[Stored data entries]
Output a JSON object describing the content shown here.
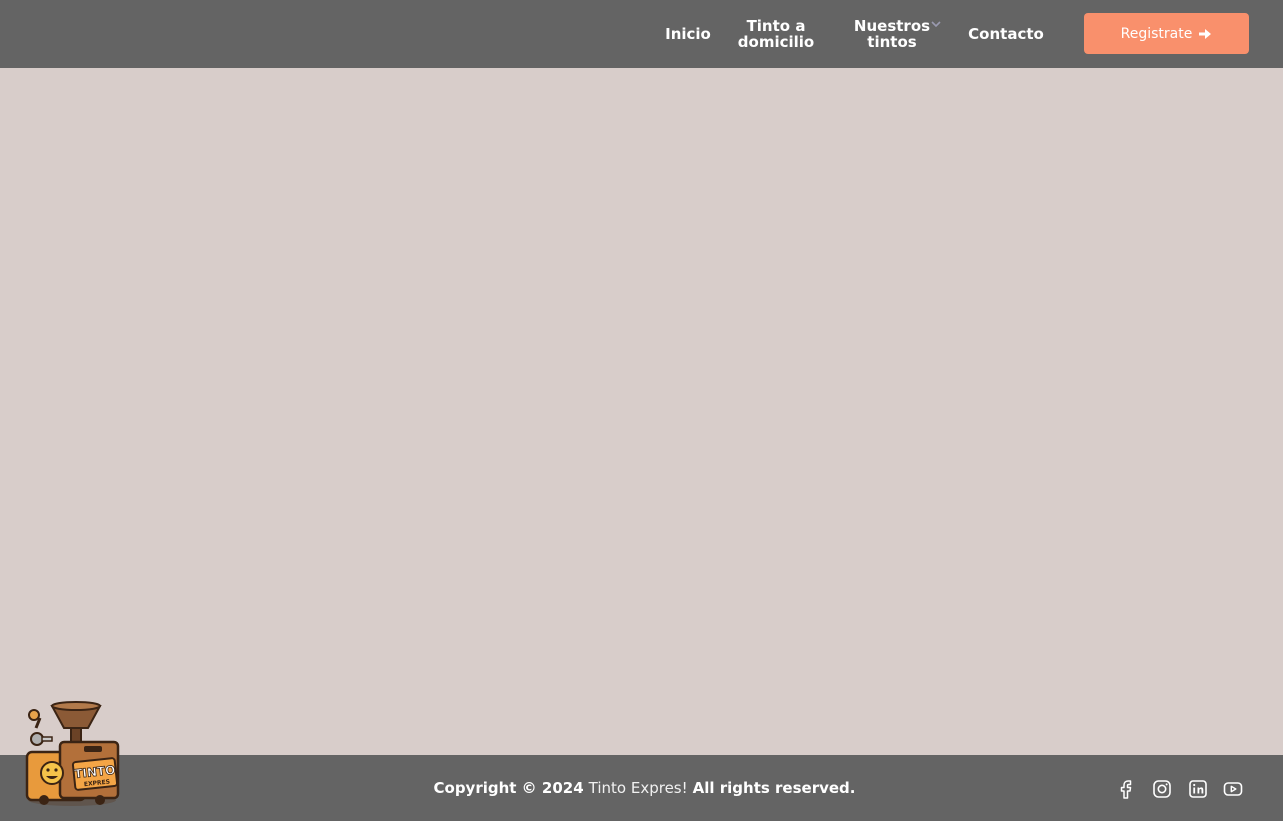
{
  "nav": {
    "items": [
      {
        "label": "Inicio"
      },
      {
        "label": "Tinto a\ndomicilio"
      },
      {
        "label": "Nuestros\ntintos"
      },
      {
        "label": "Contacto"
      }
    ],
    "cta_label": "Registrate"
  },
  "footer": {
    "copyright_prefix": "Copyright © 2024",
    "brand": "Tinto Expres!",
    "copyright_suffix": "All rights reserved.",
    "social": [
      "facebook-icon",
      "instagram-icon",
      "linkedin-icon",
      "youtube-icon"
    ]
  },
  "logo": {
    "text": "TINTO",
    "subtext": "EXPRES"
  },
  "colors": {
    "bar": "#646464",
    "background": "#d8cdca",
    "accent": "#f9906c"
  }
}
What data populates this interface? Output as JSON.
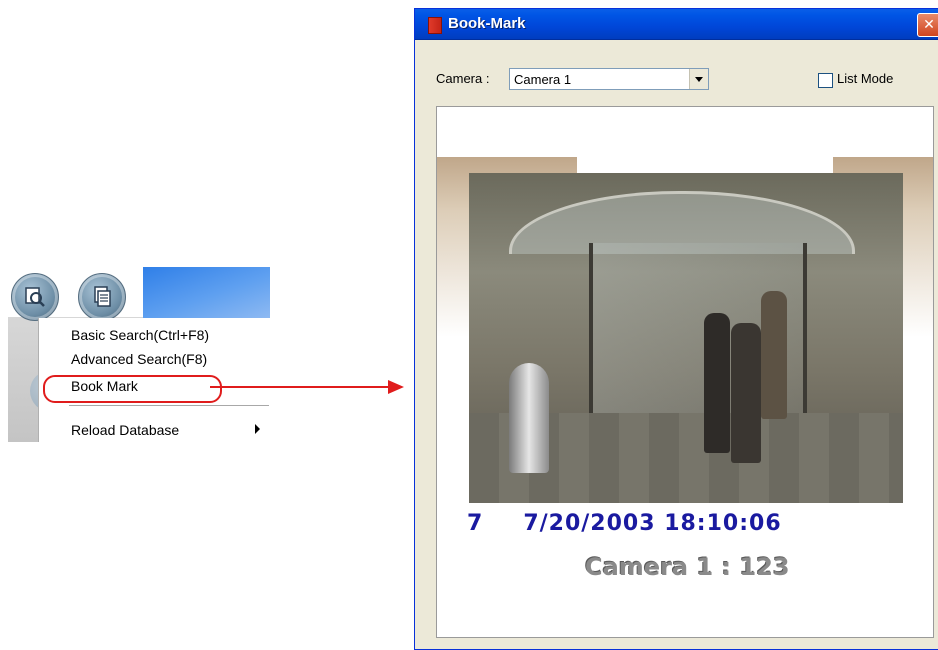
{
  "context_menu": {
    "items": [
      {
        "label": "Basic Search(Ctrl+F8)"
      },
      {
        "label": "Advanced Search(F8)"
      },
      {
        "label": "Book Mark"
      },
      {
        "label": "Reload Database"
      }
    ]
  },
  "icons": {
    "search_button": "search-icon",
    "report_button": "document-icon",
    "submenu": "chevron-right-icon"
  },
  "dialog": {
    "title": "Book-Mark",
    "close_label": "✕",
    "camera_label": "Camera :",
    "camera_value": "Camera 1",
    "list_mode_label": "List Mode",
    "list_mode_checked": false,
    "preview": {
      "channel": "7",
      "timestamp": "7/20/2003 18:10:06",
      "caption": "Camera 1 : 123"
    }
  },
  "colors": {
    "highlight": "#e01c1c",
    "titlebar": "#0055e5",
    "timestamp_text": "#1a1aa0"
  }
}
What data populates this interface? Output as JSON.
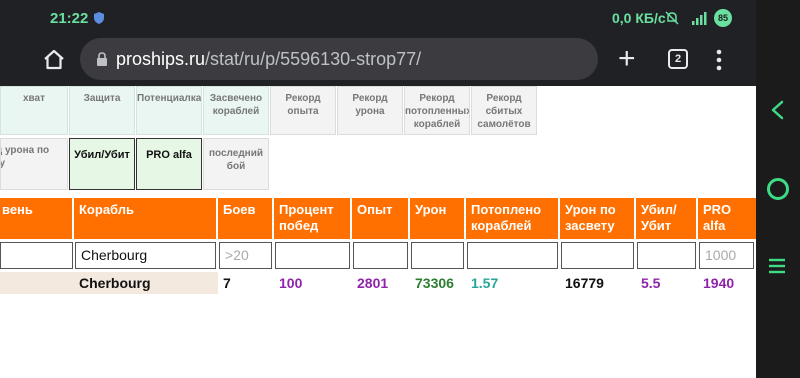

### THE EXERCISE
Without the pictures, write out all of the material exactly.

### FINAL RESULT
Output a JSON object describing the content shown here.
{
  "nav": {
    "items": [
      {
        "label": "Inicio"
      },
      {
        "label": "Tinto a\ndomicilio"
      },
      {
        "label": "Nuestros\ntintos"
      },
      {
        "label": "Contacto"
      }
    ],
    "cta_label": "Registrate"
  },
  "footer": {
    "copyright_prefix": "Copyright © 2024",
    "brand": "Tinto Expres!",
    "copyright_suffix": "All rights reserved.",
    "social": [
      "facebook-icon",
      "instagram-icon",
      "linkedin-icon",
      "youtube-icon"
    ]
  },
  "logo": {
    "text": "TINTO",
    "subtext": "EXPRES"
  },
  "colors": {
    "bar": "#646464",
    "background": "#d8cdca",
    "accent": "#f9906c"
  }
}
What data populates this interface? Output as JSON.
{
  "context_menu": {
    "items": [
      {
        "label": "Basic Search(Ctrl+F8)"
      },
      {
        "label": "Advanced Search(F8)"
      },
      {
        "label": "Book Mark"
      },
      {
        "label": "Reload Database"
      }
    ]
  },
  "icons": {
    "search_button": "search-icon",
    "report_button": "document-icon",
    "submenu": "chevron-right-icon"
  },
  "dialog": {
    "title": "Book-Mark",
    "close_label": "✕",
    "camera_label": "Camera :",
    "camera_value": "Camera 1",
    "list_mode_label": "List Mode",
    "list_mode_checked": false,
    "preview": {
      "channel": "7",
      "timestamp": "7/20/2003 18:10:06",
      "caption": "Camera 1 : 123"
    }
  },
  "colors": {
    "highlight": "#e01c1c",
    "titlebar": "#0055e5",
    "timestamp_text": "#1a1aa0"
  }
}
What data populates this interface? Output as JSON.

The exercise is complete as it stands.